Retype, without changes, every line from the line that contains "Convert this document image to plain text." through the final line of the records. Exclude pictures.

— START —

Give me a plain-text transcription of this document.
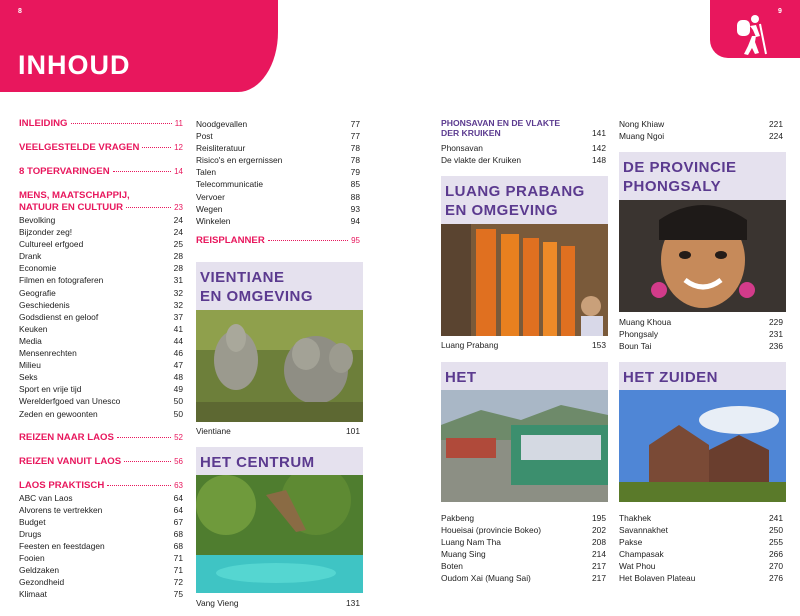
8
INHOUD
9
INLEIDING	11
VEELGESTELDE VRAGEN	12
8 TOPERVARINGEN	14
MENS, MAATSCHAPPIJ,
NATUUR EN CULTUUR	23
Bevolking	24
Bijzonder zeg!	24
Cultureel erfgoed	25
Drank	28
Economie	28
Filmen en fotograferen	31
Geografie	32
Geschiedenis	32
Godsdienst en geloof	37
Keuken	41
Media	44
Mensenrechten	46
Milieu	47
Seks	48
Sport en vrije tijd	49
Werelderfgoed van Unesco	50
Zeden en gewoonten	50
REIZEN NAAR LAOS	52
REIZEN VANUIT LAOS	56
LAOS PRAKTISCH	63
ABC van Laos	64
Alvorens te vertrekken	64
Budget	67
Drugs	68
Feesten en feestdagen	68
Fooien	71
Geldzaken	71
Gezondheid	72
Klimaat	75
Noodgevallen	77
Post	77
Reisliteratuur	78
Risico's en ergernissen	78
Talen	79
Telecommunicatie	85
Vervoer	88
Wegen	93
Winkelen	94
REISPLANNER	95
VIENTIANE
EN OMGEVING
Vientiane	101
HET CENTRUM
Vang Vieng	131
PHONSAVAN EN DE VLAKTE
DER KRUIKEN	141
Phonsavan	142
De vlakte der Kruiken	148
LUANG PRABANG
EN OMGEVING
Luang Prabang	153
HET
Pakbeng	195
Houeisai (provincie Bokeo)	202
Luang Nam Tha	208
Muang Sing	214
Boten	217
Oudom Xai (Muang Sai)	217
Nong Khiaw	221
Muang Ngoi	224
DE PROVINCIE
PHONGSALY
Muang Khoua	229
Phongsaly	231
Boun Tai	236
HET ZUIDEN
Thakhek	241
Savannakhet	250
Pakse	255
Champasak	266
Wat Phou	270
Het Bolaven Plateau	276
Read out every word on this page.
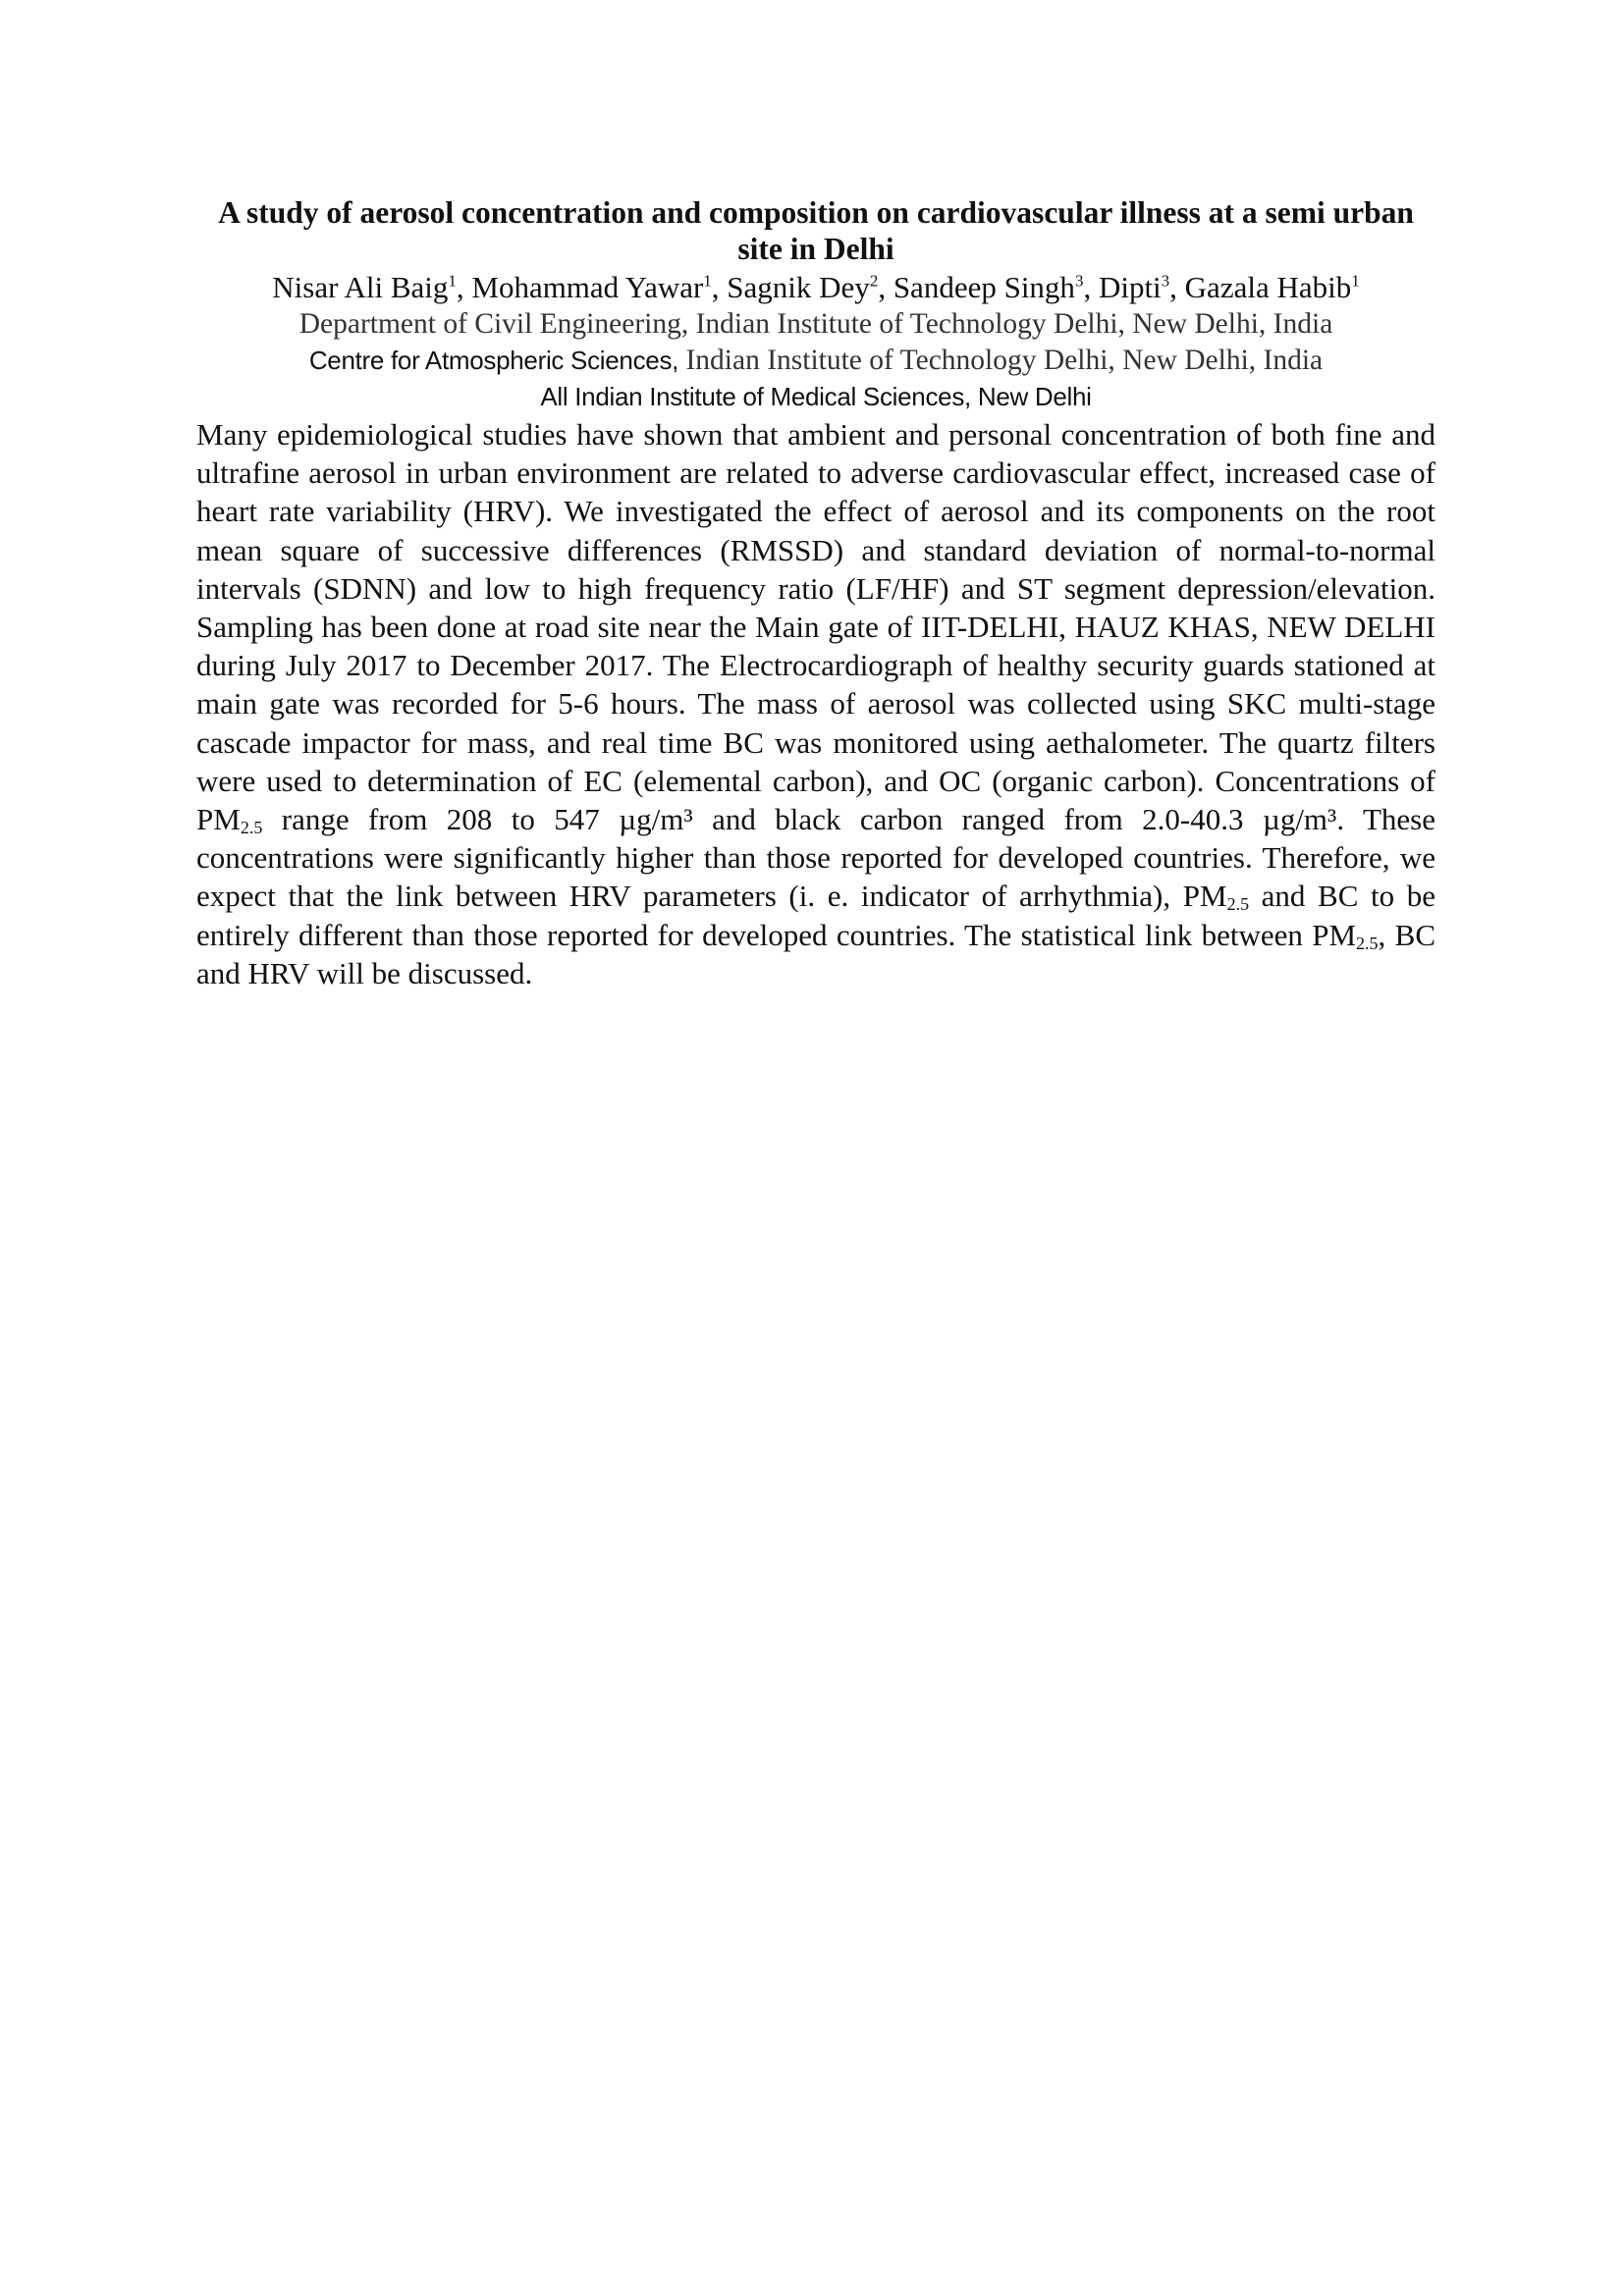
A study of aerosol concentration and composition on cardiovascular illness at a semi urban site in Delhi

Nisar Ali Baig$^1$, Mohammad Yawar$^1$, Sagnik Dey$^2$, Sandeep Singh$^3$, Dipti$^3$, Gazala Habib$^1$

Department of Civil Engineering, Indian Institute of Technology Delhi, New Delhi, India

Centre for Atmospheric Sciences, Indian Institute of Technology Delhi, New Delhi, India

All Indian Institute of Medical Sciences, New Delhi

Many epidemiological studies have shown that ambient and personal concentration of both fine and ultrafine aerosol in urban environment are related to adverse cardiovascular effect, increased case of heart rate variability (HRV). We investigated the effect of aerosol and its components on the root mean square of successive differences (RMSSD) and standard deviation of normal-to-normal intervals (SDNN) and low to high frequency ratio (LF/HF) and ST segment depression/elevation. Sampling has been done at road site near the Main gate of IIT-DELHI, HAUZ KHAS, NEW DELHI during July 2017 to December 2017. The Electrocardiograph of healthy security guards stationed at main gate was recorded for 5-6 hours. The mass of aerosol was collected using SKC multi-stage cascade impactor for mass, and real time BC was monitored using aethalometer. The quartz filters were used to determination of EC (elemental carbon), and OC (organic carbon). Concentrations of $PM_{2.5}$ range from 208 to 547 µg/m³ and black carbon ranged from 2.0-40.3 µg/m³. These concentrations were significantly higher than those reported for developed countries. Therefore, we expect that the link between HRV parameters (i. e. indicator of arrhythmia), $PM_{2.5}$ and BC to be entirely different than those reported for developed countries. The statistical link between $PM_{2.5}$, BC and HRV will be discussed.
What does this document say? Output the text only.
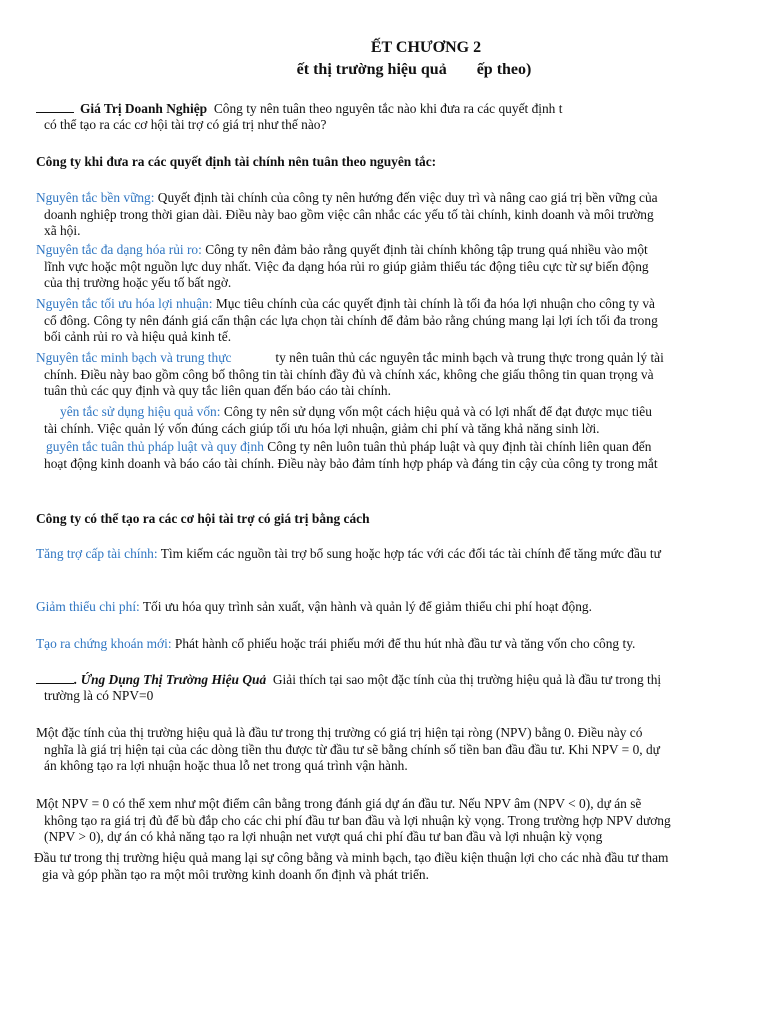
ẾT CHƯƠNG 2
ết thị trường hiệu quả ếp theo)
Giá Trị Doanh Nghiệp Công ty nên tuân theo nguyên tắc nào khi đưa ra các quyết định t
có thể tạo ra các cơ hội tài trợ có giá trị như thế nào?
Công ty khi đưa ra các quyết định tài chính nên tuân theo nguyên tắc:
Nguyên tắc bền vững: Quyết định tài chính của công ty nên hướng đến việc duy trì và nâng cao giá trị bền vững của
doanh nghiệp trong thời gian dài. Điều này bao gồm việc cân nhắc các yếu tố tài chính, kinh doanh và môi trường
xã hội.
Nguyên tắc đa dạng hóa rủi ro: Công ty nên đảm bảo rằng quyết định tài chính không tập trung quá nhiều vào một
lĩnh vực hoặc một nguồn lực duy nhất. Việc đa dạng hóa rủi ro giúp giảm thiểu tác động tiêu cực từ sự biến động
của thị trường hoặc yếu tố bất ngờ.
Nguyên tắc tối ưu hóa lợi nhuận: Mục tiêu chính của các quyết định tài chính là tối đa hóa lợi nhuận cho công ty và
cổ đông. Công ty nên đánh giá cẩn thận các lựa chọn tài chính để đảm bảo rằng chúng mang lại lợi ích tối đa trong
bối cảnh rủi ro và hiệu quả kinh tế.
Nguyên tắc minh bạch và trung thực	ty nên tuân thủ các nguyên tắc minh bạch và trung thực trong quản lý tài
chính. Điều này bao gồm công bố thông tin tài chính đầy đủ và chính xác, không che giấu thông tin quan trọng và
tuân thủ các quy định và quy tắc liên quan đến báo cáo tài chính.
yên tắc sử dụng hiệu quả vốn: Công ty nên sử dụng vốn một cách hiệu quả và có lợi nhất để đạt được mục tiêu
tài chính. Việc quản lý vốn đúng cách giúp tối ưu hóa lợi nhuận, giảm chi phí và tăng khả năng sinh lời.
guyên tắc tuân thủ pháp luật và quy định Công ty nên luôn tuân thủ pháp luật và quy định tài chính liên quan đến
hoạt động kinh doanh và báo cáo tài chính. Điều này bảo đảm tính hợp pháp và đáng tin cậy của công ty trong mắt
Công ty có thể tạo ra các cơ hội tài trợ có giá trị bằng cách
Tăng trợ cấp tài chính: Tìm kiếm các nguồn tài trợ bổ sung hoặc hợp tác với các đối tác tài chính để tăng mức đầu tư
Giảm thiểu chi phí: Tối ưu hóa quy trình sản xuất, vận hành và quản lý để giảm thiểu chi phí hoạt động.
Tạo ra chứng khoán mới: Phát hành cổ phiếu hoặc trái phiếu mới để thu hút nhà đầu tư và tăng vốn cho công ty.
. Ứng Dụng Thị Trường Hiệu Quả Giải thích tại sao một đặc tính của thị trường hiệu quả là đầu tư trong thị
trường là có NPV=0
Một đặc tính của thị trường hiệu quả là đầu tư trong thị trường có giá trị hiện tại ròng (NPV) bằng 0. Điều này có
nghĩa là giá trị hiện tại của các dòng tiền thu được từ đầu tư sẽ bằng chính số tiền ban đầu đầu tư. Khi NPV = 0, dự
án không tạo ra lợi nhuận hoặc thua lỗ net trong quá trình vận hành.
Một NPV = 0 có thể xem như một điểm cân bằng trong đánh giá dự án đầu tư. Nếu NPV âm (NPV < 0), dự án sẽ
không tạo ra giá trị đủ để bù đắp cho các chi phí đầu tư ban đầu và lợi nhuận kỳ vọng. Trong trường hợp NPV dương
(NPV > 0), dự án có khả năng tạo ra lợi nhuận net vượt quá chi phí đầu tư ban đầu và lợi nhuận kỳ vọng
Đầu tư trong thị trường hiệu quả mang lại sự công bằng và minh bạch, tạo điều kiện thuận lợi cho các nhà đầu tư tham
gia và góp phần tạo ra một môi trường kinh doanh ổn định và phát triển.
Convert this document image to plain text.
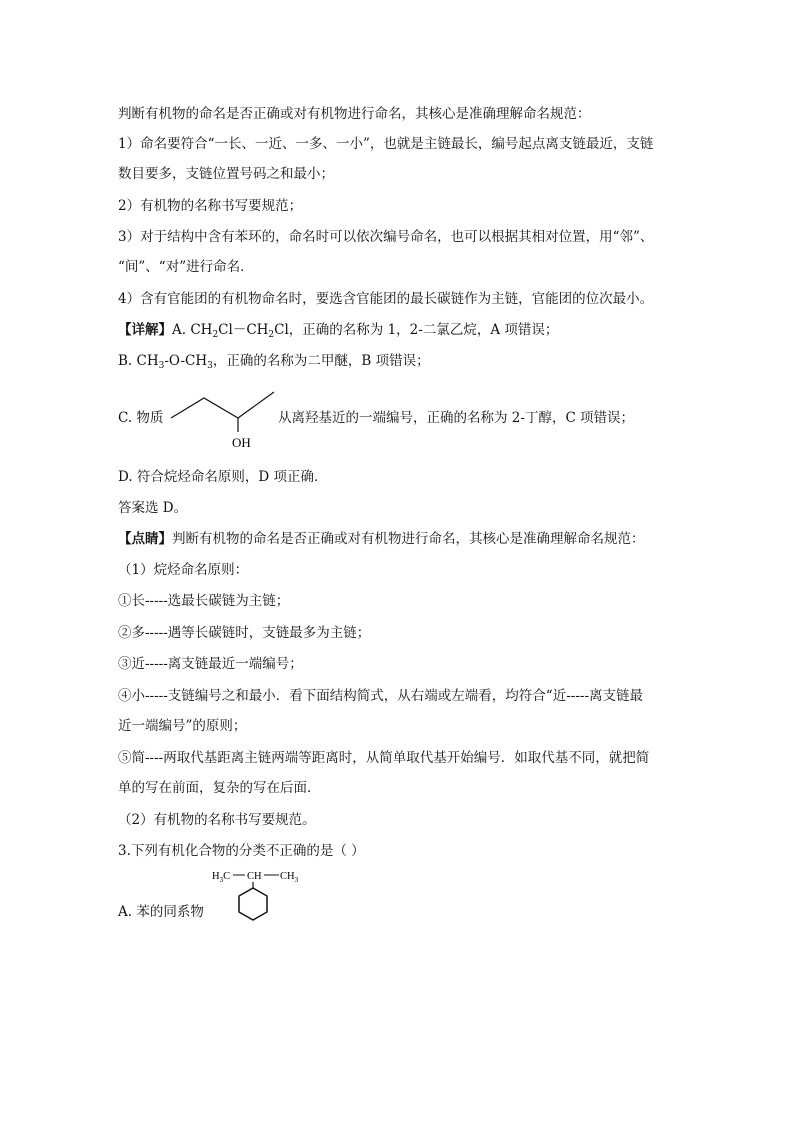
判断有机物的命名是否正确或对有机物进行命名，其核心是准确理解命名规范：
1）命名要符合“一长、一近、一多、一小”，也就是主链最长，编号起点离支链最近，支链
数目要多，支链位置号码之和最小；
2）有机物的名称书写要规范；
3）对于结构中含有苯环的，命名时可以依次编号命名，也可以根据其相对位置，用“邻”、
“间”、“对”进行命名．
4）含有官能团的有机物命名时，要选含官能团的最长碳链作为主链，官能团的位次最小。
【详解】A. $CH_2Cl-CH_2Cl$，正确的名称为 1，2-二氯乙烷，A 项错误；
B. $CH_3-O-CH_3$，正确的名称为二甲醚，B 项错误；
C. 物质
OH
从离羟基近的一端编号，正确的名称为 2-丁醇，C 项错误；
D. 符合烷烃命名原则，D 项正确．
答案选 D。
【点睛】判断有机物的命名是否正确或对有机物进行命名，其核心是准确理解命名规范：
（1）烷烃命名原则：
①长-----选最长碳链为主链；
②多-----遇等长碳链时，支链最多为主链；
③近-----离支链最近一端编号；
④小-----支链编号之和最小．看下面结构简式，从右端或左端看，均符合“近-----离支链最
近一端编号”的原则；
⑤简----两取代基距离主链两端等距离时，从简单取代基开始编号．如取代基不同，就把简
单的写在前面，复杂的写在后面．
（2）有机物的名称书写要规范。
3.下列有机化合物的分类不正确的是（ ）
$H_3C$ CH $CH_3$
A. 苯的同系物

— END —

- _WRITTEN ANSWER_:
Convert this document image to plain text.
判断有机物的命名是否正确或对有机物进行命名，其核心是准确理解命名规范：
1）命名要符合“一长、一近、一多、一小”，也就是主链最长，编号起点离支链最近，支链
数目要多，支链位置号码之和最小；
2）有机物的名称书写要规范；
3）对于结构中含有苯环的，命名时可以依次编号命名，也可以根据其相对位置，用“邻”、
“间”、“对”进行命名．
4）含有官能团的有机物命名时，要选含官能团的最长碳链作为主链，官能团的位次最小。
【详解】A. $CH_2Cl-CH_2Cl$，正确的名称为 1，2-二氯乙烷，A 项错误；
B. $CH_3-O-CH_3$，正确的名称为二甲醚，B 项错误；
C. 物质
OH
从离羟基近的一端编号，正确的名称为 2-丁醇，C 项错误；
D. 符合烷烃命名原则，D 项正确．
答案选 D。
【点睛】判断有机物的命名是否正确或对有机物进行命名，其核心是准确理解命名规范：
（1）烷烃命名原则：
①长-----选最长碳链为主链；
②多-----遇等长碳链时，支链最多为主链；
③近-----离支链最近一端编号；
④小-----支链编号之和最小．看下面结构简式，从右端或左端看，均符合“近-----离支链最
近一端编号”的原则；
⑤简----两取代基距离主链两端等距离时，从简单取代基开始编号．如取代基不同，就把简
单的写在前面，复杂的写在后面．
（2）有机物的名称书写要规范。
3.下列有机化合物的分类不正确的是（ ）
$H_3C$ CH $CH_3$
A. 苯的同系物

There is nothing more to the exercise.